**The data:**
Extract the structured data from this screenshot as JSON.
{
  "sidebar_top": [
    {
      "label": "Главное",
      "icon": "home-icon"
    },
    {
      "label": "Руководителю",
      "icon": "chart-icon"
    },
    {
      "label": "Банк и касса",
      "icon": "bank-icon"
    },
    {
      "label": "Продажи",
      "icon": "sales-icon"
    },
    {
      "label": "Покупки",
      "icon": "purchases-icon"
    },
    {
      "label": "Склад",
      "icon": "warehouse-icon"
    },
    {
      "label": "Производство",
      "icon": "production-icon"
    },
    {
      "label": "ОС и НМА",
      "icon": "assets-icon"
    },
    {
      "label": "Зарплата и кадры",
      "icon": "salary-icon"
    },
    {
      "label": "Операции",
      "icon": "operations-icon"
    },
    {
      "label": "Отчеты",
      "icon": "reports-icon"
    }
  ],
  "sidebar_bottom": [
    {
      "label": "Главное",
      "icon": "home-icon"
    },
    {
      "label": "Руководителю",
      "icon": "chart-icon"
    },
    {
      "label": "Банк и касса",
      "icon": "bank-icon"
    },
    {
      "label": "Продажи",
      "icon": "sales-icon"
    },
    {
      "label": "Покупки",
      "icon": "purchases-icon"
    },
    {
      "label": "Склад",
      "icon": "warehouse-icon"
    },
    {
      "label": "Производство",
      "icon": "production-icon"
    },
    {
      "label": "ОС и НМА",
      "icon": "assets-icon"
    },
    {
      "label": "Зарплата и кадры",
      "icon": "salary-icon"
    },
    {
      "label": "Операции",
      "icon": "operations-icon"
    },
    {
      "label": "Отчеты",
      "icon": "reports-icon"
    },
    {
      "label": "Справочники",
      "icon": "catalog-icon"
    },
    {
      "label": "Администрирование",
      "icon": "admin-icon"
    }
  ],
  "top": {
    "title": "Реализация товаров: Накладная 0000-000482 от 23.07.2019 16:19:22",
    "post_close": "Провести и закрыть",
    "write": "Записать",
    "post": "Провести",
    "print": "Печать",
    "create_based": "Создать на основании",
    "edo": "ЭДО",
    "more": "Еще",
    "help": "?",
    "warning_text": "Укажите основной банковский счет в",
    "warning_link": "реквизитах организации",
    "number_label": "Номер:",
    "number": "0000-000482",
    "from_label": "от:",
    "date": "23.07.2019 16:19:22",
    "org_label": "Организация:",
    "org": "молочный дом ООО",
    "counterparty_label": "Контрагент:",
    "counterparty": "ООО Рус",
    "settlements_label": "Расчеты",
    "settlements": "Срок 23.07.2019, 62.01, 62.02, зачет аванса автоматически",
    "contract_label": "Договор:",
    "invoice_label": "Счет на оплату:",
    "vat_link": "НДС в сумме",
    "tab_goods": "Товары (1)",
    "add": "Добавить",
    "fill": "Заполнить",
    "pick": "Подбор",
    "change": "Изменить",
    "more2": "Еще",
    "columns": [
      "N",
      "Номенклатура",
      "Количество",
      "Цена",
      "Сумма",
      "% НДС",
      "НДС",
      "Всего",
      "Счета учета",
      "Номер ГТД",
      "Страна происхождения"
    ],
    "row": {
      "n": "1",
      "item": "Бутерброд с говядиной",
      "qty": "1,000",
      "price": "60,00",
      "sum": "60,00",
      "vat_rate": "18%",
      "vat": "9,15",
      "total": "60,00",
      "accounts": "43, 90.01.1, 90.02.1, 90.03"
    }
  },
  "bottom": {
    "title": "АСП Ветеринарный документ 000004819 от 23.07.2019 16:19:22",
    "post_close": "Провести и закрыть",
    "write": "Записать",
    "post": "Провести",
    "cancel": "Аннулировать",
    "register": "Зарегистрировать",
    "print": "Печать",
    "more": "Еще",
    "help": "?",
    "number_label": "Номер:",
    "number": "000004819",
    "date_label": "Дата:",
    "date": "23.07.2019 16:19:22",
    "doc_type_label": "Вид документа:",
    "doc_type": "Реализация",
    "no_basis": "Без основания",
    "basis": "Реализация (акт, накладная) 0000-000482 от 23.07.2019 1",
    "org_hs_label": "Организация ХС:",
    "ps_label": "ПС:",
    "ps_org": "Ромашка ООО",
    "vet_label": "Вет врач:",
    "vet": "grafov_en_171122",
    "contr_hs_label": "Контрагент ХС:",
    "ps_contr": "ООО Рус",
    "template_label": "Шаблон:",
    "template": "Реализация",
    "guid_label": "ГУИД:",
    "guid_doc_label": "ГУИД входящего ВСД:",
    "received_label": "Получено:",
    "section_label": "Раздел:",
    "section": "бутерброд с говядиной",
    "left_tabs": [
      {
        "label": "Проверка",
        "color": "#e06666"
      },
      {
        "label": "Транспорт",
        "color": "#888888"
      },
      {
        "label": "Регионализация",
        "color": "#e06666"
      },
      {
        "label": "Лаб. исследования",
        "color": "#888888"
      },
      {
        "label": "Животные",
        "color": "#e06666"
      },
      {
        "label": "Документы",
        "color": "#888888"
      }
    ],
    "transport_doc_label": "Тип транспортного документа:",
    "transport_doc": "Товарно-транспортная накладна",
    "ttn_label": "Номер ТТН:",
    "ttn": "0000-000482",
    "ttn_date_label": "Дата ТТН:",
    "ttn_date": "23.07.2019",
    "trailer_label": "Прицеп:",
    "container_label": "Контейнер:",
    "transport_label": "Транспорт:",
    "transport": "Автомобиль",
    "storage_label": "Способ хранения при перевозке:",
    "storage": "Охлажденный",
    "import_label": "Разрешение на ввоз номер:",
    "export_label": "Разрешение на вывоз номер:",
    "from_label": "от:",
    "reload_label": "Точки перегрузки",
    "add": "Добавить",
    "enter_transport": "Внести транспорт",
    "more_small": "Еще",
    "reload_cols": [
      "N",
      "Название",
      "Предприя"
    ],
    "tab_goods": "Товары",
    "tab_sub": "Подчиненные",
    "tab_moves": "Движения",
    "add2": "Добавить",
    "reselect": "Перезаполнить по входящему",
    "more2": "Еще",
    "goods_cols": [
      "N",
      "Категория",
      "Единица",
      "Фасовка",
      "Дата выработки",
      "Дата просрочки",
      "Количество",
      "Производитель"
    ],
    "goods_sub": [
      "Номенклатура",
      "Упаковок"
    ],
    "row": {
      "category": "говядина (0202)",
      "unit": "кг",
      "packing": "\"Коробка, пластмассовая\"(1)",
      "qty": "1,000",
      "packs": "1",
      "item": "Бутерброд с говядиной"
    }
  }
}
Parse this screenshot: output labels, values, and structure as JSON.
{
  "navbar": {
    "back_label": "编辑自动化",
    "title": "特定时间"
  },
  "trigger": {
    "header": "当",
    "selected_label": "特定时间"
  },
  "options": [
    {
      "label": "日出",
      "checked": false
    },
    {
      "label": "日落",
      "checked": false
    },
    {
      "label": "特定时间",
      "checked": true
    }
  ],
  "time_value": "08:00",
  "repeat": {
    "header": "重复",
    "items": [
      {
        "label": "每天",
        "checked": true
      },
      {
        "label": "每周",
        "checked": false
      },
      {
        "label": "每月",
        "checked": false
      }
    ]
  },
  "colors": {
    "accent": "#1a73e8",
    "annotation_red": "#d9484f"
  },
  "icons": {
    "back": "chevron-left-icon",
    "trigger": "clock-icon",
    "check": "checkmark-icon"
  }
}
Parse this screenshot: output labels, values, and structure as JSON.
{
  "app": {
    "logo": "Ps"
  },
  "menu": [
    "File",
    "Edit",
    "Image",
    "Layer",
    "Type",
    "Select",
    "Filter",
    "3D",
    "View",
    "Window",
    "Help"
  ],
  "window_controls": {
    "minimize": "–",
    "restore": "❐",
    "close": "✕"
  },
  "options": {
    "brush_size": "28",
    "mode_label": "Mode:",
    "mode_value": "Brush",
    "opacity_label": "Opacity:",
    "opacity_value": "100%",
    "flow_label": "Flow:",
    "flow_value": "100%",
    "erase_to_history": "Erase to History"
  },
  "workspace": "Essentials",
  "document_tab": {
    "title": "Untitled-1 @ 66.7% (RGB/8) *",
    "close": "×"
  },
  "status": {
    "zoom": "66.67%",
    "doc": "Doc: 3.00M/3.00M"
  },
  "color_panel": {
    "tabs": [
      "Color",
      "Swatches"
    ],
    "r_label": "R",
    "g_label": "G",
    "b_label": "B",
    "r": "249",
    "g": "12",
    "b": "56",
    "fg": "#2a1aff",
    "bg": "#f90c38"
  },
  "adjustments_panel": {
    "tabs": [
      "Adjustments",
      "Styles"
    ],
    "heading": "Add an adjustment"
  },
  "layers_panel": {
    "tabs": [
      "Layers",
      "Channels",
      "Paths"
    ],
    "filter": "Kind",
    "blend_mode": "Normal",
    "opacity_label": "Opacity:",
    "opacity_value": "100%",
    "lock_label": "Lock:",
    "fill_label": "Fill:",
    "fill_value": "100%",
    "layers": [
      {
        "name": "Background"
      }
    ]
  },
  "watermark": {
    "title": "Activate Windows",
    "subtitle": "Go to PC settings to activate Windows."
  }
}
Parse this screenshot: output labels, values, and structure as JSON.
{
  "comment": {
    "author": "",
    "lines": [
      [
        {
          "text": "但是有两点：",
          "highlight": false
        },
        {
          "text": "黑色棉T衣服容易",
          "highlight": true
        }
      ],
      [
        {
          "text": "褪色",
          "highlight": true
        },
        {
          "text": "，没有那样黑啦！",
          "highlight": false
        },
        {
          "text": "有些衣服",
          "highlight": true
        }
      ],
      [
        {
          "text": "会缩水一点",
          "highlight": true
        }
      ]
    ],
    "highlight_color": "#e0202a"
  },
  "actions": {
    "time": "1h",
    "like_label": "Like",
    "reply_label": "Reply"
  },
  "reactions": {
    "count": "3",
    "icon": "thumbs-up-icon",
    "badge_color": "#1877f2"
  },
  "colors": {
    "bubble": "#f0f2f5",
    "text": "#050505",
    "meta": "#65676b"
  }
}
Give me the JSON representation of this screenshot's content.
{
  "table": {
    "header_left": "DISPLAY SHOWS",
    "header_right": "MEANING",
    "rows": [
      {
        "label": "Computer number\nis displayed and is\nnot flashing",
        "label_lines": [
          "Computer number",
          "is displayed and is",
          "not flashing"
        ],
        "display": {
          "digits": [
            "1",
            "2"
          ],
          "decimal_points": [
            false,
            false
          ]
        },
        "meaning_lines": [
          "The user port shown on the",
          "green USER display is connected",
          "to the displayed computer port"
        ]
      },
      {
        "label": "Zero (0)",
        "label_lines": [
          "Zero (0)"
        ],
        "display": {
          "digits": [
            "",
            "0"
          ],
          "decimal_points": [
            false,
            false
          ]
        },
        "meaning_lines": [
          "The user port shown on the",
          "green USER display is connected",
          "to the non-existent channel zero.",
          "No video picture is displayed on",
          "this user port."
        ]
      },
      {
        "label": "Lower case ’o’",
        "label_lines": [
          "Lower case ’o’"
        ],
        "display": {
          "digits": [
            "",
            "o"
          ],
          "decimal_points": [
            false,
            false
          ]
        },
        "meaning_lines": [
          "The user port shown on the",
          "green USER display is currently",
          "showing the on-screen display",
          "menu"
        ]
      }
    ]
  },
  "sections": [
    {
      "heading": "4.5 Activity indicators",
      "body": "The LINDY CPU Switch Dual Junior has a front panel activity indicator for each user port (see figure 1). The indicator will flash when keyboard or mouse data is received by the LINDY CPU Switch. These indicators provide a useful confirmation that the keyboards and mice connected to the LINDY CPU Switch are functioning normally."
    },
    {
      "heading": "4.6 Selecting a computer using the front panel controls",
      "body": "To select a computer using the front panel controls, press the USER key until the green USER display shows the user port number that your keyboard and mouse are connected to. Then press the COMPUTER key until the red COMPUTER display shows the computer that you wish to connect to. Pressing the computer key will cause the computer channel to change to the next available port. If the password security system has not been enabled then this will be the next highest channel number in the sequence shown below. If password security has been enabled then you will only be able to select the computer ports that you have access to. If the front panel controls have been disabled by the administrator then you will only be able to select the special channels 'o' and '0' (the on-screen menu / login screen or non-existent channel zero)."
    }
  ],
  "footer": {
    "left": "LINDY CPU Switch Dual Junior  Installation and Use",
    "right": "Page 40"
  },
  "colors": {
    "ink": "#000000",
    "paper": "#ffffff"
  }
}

**Set problem:**
List the lines of the material in which the word "ГУИД" occurs.

**Exercise output:**
    "guid_label": "ГУИД:",
    "guid_doc_label": "ГУИД входящего ВСД:",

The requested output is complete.